==== INPUT FOR THIS TASK ====
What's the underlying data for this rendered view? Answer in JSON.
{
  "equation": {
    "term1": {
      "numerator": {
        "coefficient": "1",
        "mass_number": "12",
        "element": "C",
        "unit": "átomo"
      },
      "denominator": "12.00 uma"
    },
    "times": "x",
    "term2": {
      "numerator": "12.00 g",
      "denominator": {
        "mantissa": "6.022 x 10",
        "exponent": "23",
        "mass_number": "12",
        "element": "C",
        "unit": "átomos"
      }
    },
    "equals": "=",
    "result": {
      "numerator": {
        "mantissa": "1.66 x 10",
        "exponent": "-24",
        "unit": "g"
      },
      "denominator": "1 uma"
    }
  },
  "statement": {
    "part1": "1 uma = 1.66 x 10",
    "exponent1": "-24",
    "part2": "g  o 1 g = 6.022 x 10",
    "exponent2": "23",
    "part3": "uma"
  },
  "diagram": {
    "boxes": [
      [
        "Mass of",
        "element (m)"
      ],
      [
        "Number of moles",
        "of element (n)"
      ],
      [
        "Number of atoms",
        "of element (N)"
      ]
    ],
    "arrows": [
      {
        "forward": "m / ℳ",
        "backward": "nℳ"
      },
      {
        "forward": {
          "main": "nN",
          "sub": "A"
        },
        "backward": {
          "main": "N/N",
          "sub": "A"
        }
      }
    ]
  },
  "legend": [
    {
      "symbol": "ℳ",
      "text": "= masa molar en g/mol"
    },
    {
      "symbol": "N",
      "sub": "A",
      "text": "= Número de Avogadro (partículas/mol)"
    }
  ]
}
====
# EXERCISE BRIEF
Write every line of the material above again, exactly.

# OUTPUT FOR THIS EXERCISE
What's the underlying data for this rendered view? Answer in JSON.
{
  "equation": {
    "term1": {
      "numerator": {
        "coefficient": "1",
        "mass_number": "12",
        "element": "C",
        "unit": "átomo"
      },
      "denominator": "12.00 uma"
    },
    "times": "x",
    "term2": {
      "numerator": "12.00 g",
      "denominator": {
        "mantissa": "6.022 x 10",
        "exponent": "23",
        "mass_number": "12",
        "element": "C",
        "unit": "átomos"
      }
    },
    "equals": "=",
    "result": {
      "numerator": {
        "mantissa": "1.66 x 10",
        "exponent": "-24",
        "unit": "g"
      },
      "denominator": "1 uma"
    }
  },
  "statement": {
    "part1": "1 uma = 1.66 x 10",
    "exponent1": "-24",
    "part2": "g  o 1 g = 6.022 x 10",
    "exponent2": "23",
    "part3": "uma"
  },
  "diagram": {
    "boxes": [
      [
        "Mass of",
        "element (m)"
      ],
      [
        "Number of moles",
        "of element (n)"
      ],
      [
        "Number of atoms",
        "of element (N)"
      ]
    ],
    "arrows": [
      {
        "forward": "m / ℳ",
        "backward": "nℳ"
      },
      {
        "forward": {
          "main": "nN",
          "sub": "A"
        },
        "backward": {
          "main": "N/N",
          "sub": "A"
        }
      }
    ]
  },
  "legend": [
    {
      "symbol": "ℳ",
      "text": "= masa molar en g/mol"
    },
    {
      "symbol": "N",
      "sub": "A",
      "text": "= Número de Avogadro (partículas/mol)"
    }
  ]
}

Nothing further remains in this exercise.